TASK INSTRUCTIONS – How many lines of these entries include the string "equipo"? State the number alone.

* * * *

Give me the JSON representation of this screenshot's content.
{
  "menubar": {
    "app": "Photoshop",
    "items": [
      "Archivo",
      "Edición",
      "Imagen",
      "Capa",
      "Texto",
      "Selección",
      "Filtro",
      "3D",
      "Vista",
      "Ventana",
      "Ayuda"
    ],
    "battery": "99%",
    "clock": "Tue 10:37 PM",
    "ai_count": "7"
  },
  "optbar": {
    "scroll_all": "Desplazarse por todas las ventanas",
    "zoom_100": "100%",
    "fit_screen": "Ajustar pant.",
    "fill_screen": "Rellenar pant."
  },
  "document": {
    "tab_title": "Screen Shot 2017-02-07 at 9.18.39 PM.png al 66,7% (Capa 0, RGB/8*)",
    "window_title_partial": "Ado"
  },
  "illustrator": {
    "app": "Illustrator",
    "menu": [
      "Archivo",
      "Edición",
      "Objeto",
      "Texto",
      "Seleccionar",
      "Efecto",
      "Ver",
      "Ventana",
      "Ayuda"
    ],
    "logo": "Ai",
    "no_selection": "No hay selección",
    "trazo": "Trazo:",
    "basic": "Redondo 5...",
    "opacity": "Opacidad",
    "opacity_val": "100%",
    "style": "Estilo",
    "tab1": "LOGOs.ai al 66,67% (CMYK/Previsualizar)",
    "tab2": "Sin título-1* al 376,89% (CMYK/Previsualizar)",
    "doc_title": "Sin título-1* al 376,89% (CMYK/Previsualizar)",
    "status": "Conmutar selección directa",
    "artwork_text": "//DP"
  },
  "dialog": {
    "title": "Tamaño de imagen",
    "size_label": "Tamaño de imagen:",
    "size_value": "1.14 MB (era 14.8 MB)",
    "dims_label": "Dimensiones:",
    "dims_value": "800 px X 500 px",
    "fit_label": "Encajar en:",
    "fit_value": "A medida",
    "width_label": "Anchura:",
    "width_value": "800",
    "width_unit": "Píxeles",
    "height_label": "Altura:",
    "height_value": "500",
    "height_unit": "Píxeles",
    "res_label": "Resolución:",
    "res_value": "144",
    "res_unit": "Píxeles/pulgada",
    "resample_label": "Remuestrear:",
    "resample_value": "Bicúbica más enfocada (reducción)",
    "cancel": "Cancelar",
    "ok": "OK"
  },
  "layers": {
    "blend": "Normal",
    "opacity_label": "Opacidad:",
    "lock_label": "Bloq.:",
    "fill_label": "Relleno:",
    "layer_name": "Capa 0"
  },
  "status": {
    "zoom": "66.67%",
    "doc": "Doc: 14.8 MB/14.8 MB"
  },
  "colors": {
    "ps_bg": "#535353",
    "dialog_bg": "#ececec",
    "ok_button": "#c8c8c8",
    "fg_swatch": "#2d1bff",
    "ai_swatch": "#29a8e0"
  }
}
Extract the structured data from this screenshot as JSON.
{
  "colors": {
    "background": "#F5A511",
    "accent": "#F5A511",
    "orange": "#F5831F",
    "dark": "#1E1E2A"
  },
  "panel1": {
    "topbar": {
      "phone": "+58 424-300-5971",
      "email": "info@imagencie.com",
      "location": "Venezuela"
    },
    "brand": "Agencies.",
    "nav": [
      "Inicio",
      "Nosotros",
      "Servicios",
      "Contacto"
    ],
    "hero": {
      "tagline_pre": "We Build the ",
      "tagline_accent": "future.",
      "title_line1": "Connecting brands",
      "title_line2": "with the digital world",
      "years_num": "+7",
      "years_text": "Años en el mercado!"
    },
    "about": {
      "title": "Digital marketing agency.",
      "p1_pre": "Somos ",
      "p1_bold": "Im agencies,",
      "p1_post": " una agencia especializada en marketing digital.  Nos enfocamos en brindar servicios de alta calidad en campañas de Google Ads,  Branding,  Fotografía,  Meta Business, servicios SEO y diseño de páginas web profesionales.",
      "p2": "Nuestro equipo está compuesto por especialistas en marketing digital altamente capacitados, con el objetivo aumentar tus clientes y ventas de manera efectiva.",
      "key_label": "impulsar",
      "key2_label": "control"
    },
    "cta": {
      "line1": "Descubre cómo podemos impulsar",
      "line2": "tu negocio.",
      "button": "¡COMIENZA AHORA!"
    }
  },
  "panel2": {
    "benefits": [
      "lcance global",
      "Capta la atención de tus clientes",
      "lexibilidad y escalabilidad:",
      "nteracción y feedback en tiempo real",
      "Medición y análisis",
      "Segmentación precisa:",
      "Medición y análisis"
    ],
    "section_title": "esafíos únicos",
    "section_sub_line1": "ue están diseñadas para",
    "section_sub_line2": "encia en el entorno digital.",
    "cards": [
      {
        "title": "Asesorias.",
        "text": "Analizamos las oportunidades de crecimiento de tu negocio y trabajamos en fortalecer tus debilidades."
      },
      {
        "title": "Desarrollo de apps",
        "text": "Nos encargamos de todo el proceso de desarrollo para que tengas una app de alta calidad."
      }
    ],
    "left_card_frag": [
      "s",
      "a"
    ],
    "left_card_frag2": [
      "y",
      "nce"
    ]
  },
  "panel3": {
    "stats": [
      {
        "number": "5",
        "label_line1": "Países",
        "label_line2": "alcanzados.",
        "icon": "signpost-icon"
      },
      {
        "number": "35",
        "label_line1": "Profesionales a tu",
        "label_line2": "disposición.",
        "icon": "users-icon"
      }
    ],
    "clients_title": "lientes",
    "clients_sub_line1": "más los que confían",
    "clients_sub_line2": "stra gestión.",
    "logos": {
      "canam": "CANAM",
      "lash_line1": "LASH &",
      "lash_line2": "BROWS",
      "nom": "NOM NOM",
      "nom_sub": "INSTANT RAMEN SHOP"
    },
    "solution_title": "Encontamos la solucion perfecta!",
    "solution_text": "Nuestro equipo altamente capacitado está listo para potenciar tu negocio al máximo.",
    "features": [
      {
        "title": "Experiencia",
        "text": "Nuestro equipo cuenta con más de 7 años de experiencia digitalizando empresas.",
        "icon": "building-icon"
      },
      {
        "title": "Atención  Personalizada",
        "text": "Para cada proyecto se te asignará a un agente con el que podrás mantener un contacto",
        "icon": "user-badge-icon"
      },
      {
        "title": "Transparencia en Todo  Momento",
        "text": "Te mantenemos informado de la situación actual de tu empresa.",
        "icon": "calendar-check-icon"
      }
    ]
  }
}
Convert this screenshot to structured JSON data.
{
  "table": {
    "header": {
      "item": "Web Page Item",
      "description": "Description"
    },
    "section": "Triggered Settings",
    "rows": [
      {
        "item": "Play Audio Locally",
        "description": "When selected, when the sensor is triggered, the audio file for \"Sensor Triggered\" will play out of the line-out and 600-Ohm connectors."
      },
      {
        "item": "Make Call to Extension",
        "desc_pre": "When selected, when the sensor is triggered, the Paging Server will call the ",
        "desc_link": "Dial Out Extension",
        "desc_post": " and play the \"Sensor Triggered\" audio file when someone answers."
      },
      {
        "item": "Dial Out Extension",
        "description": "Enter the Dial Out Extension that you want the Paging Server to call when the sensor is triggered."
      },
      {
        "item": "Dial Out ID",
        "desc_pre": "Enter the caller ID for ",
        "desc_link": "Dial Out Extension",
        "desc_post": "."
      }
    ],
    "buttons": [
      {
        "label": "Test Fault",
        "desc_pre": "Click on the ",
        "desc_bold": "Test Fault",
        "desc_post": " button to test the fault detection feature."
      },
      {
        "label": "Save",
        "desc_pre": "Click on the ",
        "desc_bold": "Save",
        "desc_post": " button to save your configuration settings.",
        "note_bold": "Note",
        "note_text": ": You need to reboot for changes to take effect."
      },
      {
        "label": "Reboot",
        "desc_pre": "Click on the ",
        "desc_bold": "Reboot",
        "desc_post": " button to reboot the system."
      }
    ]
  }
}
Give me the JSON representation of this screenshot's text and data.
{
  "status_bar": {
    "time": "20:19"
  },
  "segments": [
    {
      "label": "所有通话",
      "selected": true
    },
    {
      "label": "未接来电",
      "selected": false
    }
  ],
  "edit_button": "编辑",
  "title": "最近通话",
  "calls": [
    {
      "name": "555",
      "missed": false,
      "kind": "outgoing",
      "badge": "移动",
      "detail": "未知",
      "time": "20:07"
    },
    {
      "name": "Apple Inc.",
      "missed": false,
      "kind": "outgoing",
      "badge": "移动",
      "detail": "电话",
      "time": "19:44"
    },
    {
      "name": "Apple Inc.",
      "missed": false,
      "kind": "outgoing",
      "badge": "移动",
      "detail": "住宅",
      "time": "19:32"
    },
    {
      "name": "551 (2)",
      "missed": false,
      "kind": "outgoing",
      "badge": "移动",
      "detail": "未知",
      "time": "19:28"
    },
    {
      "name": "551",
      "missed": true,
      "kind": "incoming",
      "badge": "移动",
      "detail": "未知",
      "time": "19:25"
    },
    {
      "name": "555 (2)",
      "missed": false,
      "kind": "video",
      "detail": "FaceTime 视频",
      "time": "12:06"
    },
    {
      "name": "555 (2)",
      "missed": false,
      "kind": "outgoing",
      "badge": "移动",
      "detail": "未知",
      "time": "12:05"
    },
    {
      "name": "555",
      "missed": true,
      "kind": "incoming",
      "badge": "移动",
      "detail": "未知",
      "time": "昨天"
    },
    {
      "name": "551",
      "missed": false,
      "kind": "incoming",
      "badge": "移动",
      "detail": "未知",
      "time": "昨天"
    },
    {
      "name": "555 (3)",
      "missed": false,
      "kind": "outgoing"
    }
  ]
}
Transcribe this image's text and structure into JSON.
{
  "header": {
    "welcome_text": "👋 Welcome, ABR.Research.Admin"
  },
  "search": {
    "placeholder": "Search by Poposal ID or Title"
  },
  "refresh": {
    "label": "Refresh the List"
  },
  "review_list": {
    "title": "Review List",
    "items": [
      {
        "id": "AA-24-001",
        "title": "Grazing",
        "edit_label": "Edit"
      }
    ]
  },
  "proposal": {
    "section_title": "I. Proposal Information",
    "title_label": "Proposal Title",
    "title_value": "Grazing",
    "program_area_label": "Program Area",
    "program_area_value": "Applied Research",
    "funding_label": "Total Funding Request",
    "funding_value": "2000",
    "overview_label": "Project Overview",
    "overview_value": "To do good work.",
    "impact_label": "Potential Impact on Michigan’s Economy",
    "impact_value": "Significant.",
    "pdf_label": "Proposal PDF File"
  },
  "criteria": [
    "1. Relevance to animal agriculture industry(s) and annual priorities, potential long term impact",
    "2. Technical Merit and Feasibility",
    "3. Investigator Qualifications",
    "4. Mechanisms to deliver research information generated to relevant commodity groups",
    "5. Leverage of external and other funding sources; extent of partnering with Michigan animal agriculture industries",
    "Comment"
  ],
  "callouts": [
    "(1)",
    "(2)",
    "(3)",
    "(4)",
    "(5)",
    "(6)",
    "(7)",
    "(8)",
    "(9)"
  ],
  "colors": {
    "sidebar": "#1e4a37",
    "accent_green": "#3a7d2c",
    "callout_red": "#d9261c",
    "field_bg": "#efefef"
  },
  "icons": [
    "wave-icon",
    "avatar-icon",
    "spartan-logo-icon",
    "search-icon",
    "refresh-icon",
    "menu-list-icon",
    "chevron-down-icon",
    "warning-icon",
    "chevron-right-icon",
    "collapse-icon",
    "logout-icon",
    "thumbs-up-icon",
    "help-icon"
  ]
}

* * * *

WRITTEN RESPONSE – 3